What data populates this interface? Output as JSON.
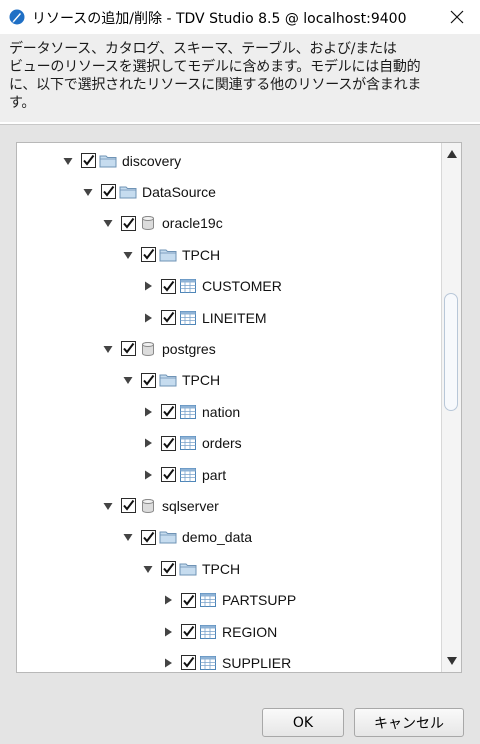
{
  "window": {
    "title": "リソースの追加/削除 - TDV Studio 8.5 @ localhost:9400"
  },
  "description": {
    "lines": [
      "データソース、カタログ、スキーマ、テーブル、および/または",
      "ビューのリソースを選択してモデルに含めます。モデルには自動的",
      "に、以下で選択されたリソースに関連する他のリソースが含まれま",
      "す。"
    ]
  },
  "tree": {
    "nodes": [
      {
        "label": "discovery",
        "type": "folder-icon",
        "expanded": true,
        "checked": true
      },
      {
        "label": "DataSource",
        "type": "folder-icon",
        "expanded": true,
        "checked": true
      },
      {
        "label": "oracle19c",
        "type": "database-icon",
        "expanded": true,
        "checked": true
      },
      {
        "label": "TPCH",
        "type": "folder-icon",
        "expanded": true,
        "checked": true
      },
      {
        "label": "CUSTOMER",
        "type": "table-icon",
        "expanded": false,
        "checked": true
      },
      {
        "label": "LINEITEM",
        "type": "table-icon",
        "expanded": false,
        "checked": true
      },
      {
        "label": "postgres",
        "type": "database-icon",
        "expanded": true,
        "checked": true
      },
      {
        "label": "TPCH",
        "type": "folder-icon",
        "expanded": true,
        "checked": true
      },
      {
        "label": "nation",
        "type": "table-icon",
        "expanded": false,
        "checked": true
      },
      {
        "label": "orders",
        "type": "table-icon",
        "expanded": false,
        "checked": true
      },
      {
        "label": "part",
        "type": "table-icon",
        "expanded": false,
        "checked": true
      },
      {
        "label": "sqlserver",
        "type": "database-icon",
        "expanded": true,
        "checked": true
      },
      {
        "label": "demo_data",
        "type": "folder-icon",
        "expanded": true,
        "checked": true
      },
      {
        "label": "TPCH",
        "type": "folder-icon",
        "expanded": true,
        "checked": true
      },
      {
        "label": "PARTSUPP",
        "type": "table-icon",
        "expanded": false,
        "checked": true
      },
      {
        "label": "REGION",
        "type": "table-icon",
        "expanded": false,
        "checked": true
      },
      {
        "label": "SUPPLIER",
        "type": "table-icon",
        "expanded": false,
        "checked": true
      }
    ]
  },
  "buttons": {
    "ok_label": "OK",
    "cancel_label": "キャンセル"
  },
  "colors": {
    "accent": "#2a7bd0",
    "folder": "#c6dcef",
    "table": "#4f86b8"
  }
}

The problem —
Repeat the records above verbatim, with no pictures in the result.

Worked answer —
What data populates this interface? Output as JSON.
{
  "window": {
    "title": "リソースの追加/削除 - TDV Studio 8.5 @ localhost:9400"
  },
  "description": {
    "lines": [
      "データソース、カタログ、スキーマ、テーブル、および/または",
      "ビューのリソースを選択してモデルに含めます。モデルには自動的",
      "に、以下で選択されたリソースに関連する他のリソースが含まれま",
      "す。"
    ]
  },
  "tree": {
    "nodes": [
      {
        "label": "discovery",
        "type": "folder-icon",
        "expanded": true,
        "checked": true
      },
      {
        "label": "DataSource",
        "type": "folder-icon",
        "expanded": true,
        "checked": true
      },
      {
        "label": "oracle19c",
        "type": "database-icon",
        "expanded": true,
        "checked": true
      },
      {
        "label": "TPCH",
        "type": "folder-icon",
        "expanded": true,
        "checked": true
      },
      {
        "label": "CUSTOMER",
        "type": "table-icon",
        "expanded": false,
        "checked": true
      },
      {
        "label": "LINEITEM",
        "type": "table-icon",
        "expanded": false,
        "checked": true
      },
      {
        "label": "postgres",
        "type": "database-icon",
        "expanded": true,
        "checked": true
      },
      {
        "label": "TPCH",
        "type": "folder-icon",
        "expanded": true,
        "checked": true
      },
      {
        "label": "nation",
        "type": "table-icon",
        "expanded": false,
        "checked": true
      },
      {
        "label": "orders",
        "type": "table-icon",
        "expanded": false,
        "checked": true
      },
      {
        "label": "part",
        "type": "table-icon",
        "expanded": false,
        "checked": true
      },
      {
        "label": "sqlserver",
        "type": "database-icon",
        "expanded": true,
        "checked": true
      },
      {
        "label": "demo_data",
        "type": "folder-icon",
        "expanded": true,
        "checked": true
      },
      {
        "label": "TPCH",
        "type": "folder-icon",
        "expanded": true,
        "checked": true
      },
      {
        "label": "PARTSUPP",
        "type": "table-icon",
        "expanded": false,
        "checked": true
      },
      {
        "label": "REGION",
        "type": "table-icon",
        "expanded": false,
        "checked": true
      },
      {
        "label": "SUPPLIER",
        "type": "table-icon",
        "expanded": false,
        "checked": true
      }
    ]
  },
  "buttons": {
    "ok_label": "OK",
    "cancel_label": "キャンセル"
  },
  "colors": {
    "accent": "#2a7bd0",
    "folder": "#c6dcef",
    "table": "#4f86b8"
  }
}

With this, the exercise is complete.